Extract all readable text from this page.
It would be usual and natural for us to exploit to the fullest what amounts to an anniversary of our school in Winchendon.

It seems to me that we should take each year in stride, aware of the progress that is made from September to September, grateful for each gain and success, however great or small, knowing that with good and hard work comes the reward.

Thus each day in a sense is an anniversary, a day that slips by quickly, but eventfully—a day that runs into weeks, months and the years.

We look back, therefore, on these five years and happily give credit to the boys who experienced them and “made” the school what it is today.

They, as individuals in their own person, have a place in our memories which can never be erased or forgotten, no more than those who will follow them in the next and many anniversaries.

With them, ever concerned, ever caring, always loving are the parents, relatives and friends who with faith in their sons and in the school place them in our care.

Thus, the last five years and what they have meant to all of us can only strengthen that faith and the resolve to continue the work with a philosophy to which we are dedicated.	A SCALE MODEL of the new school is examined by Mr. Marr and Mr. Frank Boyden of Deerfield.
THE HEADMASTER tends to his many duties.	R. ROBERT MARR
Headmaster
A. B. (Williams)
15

# SET TASK
Set down the material above again, word for word.

# WRITTEN ANSWER
Extract all readable text from this page.
It would be usual and natural for us to exploit to the fullest what amounts to an anniversary of our school in Winchendon.

It seems to me that we should take each year in stride, aware of the progress that is made from September to September, grateful for each gain and success, however great or small, knowing that with good and hard work comes the reward.

Thus each day in a sense is an anniversary, a day that slips by quickly, but eventfully—a day that runs into weeks, months and the years.

We look back, therefore, on these five years and happily give credit to the boys who experienced them and “made” the school what it is today.

They, as individuals in their own person, have a place in our memories which can never be erased or forgotten, no more than those who will follow them in the next and many anniversaries.

With them, ever concerned, ever caring, always loving are the parents, relatives and friends who with faith in their sons and in the school place them in our care.

Thus, the last five years and what they have meant to all of us can only strengthen that faith and the resolve to continue the work with a philosophy to which we are dedicated.	A SCALE MODEL of the new school is examined by Mr. Marr and Mr. Frank Boyden of Deerfield.
THE HEADMASTER tends to his many duties.	R. ROBERT MARR
Headmaster
A. B. (Williams)
15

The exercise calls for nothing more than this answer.